### Figure content listings
┄┄┄┄┄┄┄┄┄┄┄┄┄┄┄┄┄┄┄┄

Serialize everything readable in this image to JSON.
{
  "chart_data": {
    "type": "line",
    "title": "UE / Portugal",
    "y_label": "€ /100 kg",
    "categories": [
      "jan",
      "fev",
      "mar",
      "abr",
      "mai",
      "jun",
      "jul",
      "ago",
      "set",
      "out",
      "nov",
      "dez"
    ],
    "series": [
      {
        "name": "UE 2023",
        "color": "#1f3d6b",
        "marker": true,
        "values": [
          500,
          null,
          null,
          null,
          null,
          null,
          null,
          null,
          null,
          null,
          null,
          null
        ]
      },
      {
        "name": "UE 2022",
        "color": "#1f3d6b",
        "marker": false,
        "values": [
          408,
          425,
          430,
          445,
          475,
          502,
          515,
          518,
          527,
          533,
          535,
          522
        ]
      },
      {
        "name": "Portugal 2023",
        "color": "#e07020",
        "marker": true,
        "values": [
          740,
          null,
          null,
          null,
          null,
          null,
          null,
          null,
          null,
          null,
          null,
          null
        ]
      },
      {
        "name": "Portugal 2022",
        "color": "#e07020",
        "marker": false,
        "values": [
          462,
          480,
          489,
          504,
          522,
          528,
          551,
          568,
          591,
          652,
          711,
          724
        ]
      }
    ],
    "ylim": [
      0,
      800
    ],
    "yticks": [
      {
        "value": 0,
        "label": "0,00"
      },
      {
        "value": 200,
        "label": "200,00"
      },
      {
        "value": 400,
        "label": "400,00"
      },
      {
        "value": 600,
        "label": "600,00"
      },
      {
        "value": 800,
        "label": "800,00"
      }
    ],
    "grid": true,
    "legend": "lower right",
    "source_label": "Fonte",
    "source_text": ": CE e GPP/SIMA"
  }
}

┄┄┄┄┄┄┄┄┄┄┄┄┄┄┄┄┄┄┄┄

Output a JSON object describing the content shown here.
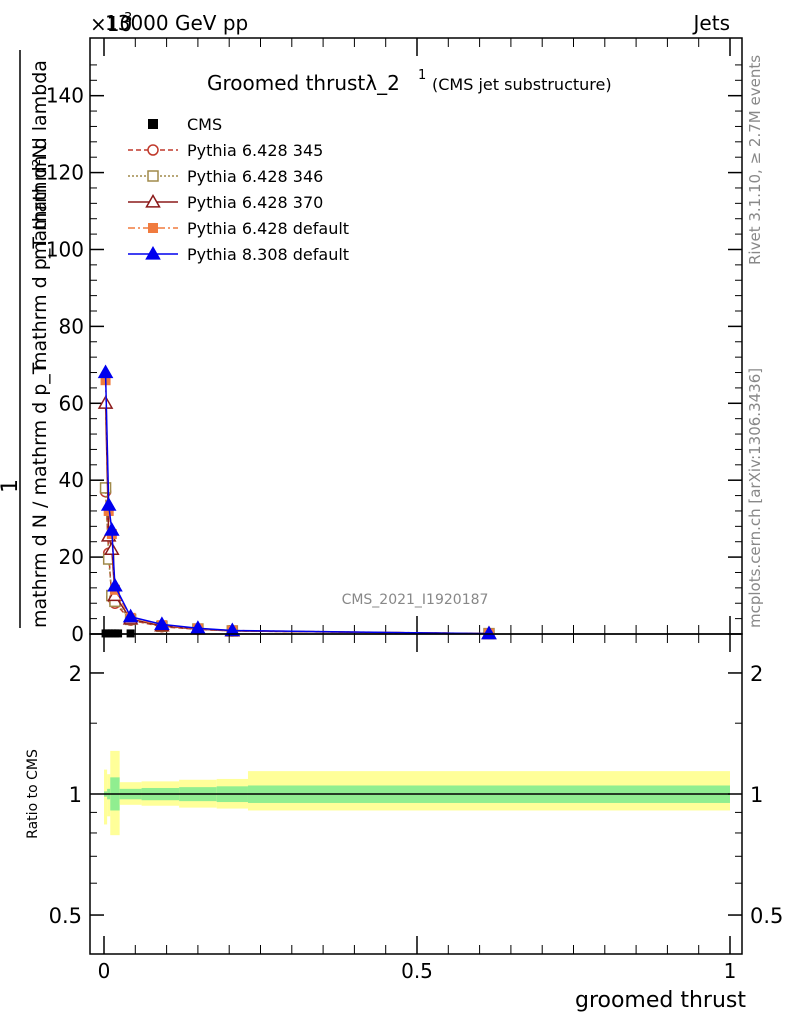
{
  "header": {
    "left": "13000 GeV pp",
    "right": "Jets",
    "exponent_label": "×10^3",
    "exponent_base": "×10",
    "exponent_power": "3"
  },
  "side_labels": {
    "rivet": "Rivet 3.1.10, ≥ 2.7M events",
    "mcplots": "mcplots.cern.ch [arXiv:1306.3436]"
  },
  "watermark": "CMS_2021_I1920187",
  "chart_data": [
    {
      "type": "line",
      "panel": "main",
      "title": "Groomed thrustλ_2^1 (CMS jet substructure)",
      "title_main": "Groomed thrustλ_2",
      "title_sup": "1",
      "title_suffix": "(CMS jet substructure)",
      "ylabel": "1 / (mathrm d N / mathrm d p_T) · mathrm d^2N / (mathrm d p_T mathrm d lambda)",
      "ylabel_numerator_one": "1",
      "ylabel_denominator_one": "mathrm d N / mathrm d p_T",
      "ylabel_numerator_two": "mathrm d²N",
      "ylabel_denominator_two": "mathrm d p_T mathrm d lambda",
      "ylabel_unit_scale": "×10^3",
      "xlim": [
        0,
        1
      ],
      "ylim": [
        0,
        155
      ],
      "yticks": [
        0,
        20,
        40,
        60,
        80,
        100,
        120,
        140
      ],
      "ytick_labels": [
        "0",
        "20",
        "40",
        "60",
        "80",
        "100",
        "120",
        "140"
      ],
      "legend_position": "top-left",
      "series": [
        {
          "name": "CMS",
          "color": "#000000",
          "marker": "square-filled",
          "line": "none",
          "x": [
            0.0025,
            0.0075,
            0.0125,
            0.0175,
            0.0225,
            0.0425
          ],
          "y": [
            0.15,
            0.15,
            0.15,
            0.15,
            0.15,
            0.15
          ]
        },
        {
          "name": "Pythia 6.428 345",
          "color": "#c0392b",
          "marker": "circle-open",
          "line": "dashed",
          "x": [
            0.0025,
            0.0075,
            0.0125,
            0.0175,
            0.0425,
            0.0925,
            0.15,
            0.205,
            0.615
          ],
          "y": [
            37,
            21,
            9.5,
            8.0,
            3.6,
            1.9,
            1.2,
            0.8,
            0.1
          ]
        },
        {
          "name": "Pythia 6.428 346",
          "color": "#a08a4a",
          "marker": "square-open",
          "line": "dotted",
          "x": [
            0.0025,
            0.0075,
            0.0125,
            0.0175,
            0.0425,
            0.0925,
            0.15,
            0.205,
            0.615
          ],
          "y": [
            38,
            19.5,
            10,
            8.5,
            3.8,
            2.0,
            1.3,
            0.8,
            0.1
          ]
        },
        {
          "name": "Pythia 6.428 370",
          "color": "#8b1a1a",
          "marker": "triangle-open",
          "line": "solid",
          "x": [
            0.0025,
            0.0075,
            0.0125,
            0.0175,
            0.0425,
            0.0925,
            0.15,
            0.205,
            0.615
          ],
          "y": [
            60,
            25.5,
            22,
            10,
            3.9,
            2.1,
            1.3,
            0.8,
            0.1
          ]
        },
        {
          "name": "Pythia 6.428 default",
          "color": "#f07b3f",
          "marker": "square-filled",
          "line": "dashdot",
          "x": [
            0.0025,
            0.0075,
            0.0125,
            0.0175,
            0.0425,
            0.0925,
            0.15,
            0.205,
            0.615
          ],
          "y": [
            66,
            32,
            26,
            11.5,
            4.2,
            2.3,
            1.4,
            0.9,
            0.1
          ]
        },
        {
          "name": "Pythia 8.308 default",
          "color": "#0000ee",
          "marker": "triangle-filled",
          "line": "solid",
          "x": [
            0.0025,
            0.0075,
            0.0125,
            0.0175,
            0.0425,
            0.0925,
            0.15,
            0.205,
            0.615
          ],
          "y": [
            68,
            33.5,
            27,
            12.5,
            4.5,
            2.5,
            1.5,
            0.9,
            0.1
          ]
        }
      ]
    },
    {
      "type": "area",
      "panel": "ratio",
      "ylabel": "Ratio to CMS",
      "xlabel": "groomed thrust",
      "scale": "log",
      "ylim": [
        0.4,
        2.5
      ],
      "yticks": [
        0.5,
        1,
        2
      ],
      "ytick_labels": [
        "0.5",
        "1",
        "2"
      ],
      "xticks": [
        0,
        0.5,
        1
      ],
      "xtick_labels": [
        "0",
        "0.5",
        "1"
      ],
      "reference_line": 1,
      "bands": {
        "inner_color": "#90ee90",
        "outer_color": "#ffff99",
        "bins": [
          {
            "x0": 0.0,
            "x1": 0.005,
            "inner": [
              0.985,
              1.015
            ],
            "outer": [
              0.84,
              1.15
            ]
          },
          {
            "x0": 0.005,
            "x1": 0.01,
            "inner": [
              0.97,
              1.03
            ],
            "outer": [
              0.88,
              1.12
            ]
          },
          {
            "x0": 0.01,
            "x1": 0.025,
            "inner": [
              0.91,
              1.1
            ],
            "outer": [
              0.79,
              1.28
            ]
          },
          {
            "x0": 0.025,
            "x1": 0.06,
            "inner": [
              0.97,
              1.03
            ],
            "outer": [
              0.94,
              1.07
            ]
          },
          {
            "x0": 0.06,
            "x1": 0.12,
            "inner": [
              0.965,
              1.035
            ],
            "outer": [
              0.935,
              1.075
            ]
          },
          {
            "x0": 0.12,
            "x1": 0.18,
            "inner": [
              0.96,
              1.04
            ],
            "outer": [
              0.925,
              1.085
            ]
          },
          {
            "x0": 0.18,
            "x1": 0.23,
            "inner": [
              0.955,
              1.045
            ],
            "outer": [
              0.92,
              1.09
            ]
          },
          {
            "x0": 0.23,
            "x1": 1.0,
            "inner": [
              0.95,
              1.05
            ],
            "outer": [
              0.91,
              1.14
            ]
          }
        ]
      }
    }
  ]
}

┄┄┄┄┄┄┄┄┄┄┄┄┄┄┄┄┄┄┄┄

### WHAT TO DO
Every line in the data that holds "JSON" should be copied out.

### ANSWER TO THE TASK
Serialize everything readable in this image to JSON.
Output a JSON object describing the content shown here.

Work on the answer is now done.